=== Required task ===
From the listing below, pull out every line where the string "period" appears.

>> Start Items

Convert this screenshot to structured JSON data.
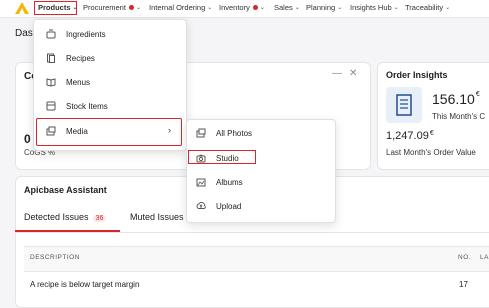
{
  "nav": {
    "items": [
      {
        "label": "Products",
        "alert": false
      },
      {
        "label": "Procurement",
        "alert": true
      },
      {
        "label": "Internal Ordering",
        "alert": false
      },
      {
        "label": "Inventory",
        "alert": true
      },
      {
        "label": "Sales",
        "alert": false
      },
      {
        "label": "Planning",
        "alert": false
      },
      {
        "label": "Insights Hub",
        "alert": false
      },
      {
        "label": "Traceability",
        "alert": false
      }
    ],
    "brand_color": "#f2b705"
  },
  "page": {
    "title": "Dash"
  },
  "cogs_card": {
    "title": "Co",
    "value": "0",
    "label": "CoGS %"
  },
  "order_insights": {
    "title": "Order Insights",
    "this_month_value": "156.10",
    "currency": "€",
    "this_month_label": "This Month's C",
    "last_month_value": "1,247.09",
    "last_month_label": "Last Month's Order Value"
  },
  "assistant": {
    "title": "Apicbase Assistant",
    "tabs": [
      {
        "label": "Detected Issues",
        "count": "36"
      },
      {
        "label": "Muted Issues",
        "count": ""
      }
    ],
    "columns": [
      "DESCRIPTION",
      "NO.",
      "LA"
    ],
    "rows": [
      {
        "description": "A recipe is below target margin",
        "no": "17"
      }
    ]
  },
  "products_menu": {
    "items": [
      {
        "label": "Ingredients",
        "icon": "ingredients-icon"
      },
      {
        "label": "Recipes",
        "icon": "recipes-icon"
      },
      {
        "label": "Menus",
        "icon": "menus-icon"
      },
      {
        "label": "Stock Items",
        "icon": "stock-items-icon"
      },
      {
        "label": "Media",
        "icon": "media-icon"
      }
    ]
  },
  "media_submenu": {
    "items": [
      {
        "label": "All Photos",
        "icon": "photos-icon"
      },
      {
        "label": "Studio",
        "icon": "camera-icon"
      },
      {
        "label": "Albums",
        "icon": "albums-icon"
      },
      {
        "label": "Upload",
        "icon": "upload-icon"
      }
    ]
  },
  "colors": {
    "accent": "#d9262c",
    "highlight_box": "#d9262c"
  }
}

>> End Items
>> Start Items

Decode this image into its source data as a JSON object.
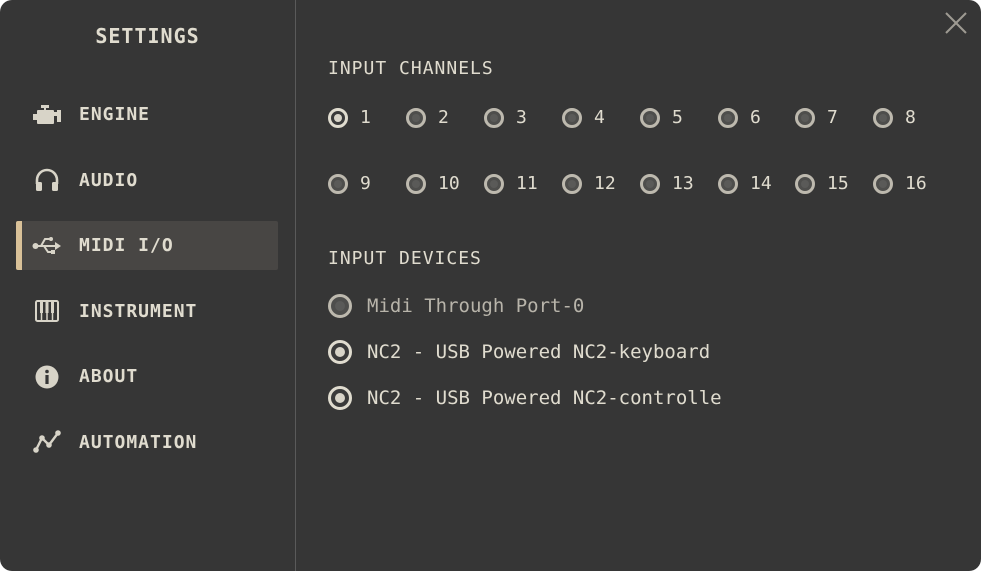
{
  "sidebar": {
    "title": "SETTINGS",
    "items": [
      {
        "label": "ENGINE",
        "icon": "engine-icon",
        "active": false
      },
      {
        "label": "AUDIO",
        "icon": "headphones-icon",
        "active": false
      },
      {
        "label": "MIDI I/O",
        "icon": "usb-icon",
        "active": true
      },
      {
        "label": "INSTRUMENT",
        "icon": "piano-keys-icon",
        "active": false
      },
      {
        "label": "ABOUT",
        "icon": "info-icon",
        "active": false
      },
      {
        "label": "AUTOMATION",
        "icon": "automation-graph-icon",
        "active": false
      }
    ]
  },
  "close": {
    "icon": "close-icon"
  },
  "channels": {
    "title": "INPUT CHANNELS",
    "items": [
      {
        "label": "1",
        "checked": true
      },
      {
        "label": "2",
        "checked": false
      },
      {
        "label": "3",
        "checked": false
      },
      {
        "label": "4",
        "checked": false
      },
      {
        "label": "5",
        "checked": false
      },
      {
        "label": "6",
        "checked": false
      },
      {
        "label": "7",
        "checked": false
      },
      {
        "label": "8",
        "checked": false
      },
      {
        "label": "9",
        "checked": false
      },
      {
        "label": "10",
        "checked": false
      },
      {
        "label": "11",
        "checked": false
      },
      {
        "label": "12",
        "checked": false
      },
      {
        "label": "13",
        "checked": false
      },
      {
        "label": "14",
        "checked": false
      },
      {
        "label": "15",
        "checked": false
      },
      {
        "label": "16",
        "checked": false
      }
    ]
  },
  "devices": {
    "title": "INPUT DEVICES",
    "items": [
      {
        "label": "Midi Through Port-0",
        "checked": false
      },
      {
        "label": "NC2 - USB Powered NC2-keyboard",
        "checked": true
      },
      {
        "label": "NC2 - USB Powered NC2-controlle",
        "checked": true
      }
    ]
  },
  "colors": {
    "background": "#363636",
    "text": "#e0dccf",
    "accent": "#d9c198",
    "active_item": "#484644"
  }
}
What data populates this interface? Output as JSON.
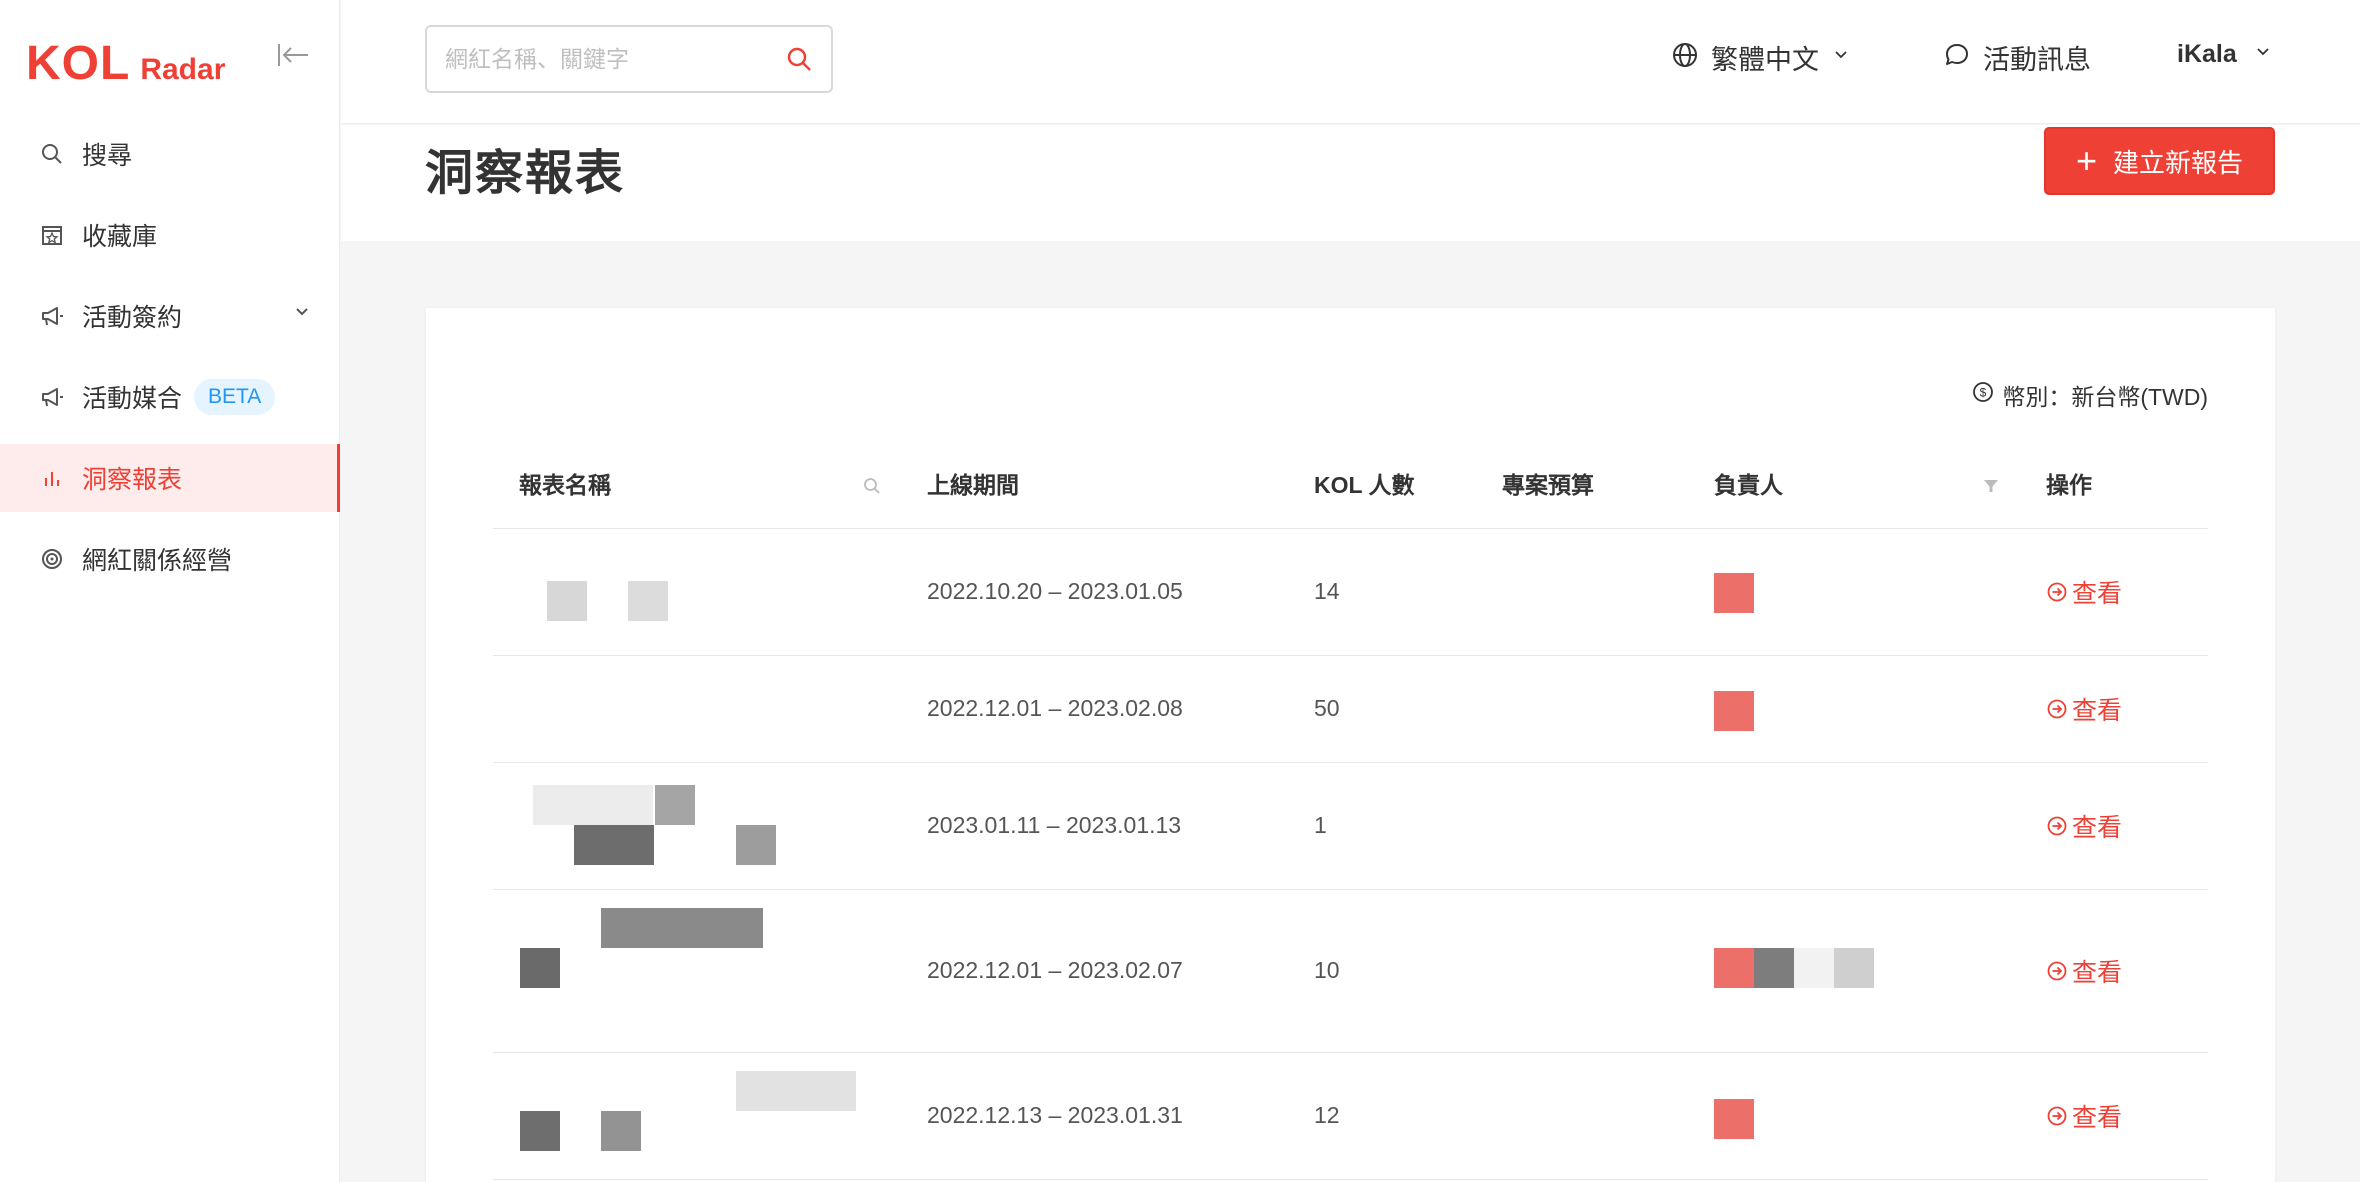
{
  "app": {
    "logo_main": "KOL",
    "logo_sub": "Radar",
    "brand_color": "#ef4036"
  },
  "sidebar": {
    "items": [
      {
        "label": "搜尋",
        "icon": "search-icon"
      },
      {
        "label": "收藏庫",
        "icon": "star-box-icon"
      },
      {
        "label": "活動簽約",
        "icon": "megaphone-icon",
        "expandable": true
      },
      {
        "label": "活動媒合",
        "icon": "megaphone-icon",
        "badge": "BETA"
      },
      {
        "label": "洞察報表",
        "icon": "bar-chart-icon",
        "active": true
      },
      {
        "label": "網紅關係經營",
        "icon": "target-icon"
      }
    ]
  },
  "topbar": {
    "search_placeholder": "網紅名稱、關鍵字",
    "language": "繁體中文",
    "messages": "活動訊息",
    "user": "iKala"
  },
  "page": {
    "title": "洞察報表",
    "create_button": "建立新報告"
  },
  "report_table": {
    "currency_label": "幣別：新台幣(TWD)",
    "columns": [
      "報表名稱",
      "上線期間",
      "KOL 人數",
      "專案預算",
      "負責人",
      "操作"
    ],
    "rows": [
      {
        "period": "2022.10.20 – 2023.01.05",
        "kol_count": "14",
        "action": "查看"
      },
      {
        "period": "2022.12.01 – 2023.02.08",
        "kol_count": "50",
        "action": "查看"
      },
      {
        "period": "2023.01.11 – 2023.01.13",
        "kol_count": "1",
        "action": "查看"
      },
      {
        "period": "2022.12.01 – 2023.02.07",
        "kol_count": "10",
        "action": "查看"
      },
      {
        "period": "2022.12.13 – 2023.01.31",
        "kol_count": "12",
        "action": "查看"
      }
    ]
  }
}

>> End Items

=== Exercise answer ===
        "period": "2022.10.20 – 2023.01.05",
        "period": "2022.12.01 – 2023.02.08",
        "period": "2023.01.11 – 2023.01.13",
        "period": "2022.12.01 – 2023.02.07",
        "period": "2022.12.13 – 2023.01.31",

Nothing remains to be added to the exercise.